С прекращением [деятельности] шести посредников чувств прекращается контакт.

С прекращением контакта прекращается [деятельность] ощущений.

С прекращением [деятельности] ощущений прекращается жажда.

С прекращением жажды прекращается захваченность.

С прекращением захваченности прекращается становление.

С прекращением становления прекращается рождение.

С прекращением рождения прекращаются старение, смерть, печаль, горе, душевная и физическая боль, отчаяние.

Таково прекращение всех видов страданий и мук [Удана web].

 

Теперь нам необходимо рассмотреть доктринально-онтологические основания буддийской сотериологической доктрины. Каждая философская школа Индии (будь то астика или настика) была своеобразным проектом преобразования личности в целях достижения ею полной свободы от страдания и страдательности как в метафизическом, так и в экзистенциальном смысле. Именно свобода, абсолютная и трансцендентная, образует высшую ценность буддийской культуры. В чём же состоит этот путь к свободе? Ответ прост – в самопознании. Именно в смысле самопознания, «понимания» буддийские школы предлагали «проекты» избавления от духкхи. Что же нужно было «понять», узнать о себе, чтобы «освободиться» и перестать страдать (претерпевать)? Как обрести «подлинное» (в данном случае в буддийском смысле) существование?

Главная цель буддийского сотериологического «проекта» есть преобразование сознания, изменение самого его типа (что могло описываться как замена «различающего», тетического, в терминах Гуссерля и Сартра) сознания-виджняны, базирующегося на субъектно-объектной дихотомии, «недвойственным» (адвая) сознанием-гнозисом, джняной (нететическим?). Если так, то естественно, что проблемы психики, сознания и механизмов его функционирования находились в центре внимания буддийских мыслителей с самого возникновения традиции буддийского философствования, всегда в значительной степени бывшего своеобразной «феноменологией» сознания. Согласно большинству буддийских школ, те свойства и качества, которые мы приписываем внешнему миру, на самом деле являются проекциями нашего сознания[xvii]. Мир – это не мир, в котором мы живём, а мир, который мы переживаем. Но буддийская философия, как ни парадоксально, относилась в значительной степени к логике и апеллировала к «тетическому» сознанию, а не к области джняны или мудрости-понимания (праджня), поскольку праджня состоит в непосредственном интуитировании реальности (например, шуньяты (пустоты) у мадхьямаков-шуньявадинов), но эта реальность недвойственна, а следовательно, и невыразима в языке с его грамматическими и понятийными формами, приспособленными лишь к описанию иллюзорных ментальных конструктов и проекций (викальпа, кальпана).

**ИСХОДНЫЕ ДАННЫЕ**.
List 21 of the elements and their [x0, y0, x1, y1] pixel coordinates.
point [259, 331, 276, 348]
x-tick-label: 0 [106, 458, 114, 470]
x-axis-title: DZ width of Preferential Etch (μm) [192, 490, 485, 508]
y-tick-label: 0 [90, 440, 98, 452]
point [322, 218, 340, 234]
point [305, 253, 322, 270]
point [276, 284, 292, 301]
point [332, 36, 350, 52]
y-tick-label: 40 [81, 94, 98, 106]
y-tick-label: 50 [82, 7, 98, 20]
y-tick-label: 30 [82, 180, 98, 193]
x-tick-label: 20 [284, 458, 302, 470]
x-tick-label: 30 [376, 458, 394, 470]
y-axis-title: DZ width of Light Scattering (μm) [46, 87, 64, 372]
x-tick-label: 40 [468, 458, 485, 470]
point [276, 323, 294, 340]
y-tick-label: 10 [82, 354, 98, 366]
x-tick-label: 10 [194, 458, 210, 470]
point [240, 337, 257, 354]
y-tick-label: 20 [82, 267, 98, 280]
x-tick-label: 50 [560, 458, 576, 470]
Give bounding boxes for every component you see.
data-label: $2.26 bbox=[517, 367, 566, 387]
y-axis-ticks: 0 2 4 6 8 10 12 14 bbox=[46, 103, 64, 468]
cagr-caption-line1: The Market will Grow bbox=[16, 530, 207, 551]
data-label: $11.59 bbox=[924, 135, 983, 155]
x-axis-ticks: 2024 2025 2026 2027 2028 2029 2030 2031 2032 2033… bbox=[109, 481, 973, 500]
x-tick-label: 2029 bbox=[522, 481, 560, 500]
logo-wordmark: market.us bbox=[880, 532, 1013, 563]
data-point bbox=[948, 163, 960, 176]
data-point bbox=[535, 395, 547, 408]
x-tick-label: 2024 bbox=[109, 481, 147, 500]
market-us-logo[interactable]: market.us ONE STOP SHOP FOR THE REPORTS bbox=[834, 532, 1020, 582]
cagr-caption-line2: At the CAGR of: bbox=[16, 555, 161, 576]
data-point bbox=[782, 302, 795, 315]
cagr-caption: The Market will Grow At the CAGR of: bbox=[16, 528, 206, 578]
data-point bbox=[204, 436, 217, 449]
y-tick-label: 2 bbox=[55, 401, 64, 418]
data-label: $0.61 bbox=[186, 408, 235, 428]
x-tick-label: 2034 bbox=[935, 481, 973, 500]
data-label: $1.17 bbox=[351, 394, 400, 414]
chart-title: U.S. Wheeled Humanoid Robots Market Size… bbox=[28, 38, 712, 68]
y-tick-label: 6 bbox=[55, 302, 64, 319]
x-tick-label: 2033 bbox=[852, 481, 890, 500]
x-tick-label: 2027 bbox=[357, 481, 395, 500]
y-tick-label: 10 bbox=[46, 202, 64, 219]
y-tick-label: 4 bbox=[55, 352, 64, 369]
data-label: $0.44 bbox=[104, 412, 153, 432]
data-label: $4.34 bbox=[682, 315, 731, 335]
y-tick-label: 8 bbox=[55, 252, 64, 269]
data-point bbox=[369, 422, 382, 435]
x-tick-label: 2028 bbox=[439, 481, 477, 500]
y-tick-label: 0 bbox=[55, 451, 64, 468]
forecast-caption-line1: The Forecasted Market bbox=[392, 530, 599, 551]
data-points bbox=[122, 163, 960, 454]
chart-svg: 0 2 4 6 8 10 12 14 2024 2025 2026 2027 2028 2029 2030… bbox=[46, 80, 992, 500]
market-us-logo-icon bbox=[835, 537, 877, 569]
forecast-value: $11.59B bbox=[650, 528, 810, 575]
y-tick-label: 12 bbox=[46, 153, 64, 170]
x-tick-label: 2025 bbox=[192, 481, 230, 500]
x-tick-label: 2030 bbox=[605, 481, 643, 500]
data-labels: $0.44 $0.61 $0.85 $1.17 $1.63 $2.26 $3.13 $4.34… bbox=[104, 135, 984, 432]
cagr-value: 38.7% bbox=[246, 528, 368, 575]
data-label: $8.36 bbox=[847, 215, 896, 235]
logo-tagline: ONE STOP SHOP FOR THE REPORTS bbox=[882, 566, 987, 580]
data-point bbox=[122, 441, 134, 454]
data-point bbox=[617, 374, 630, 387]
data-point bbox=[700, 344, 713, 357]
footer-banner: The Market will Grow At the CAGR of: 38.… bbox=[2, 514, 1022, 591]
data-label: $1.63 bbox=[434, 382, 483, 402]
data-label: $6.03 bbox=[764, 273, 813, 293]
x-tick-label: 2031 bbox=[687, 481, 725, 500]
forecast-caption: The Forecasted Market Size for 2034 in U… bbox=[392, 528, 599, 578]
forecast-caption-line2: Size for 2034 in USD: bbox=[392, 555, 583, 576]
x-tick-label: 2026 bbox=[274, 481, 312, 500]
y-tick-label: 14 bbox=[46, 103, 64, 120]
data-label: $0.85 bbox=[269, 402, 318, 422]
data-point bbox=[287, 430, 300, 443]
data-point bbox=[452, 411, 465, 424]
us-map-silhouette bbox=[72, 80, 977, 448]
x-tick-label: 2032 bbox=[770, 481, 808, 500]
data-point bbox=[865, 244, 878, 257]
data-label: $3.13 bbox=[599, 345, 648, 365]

**ЗАДАНИЯ**.
[A] Что, согласно выбранному отрывку, образует высшую ценность буддийской культуры?
[B] Назовите по порядку всё, что в выбранном отрывке следует за словами «С прекращением».
Приведённые строки представляют собой самостоятельный материал.

**ОТВЕТЫ К ЗАДАНИЯМ**.
[A] Свобода, абсолютная и трансцендентная.

[B] Деятельность шести посредников чувств, контакт, деятельность ощущений, жажда, захваченность, становление, рождение.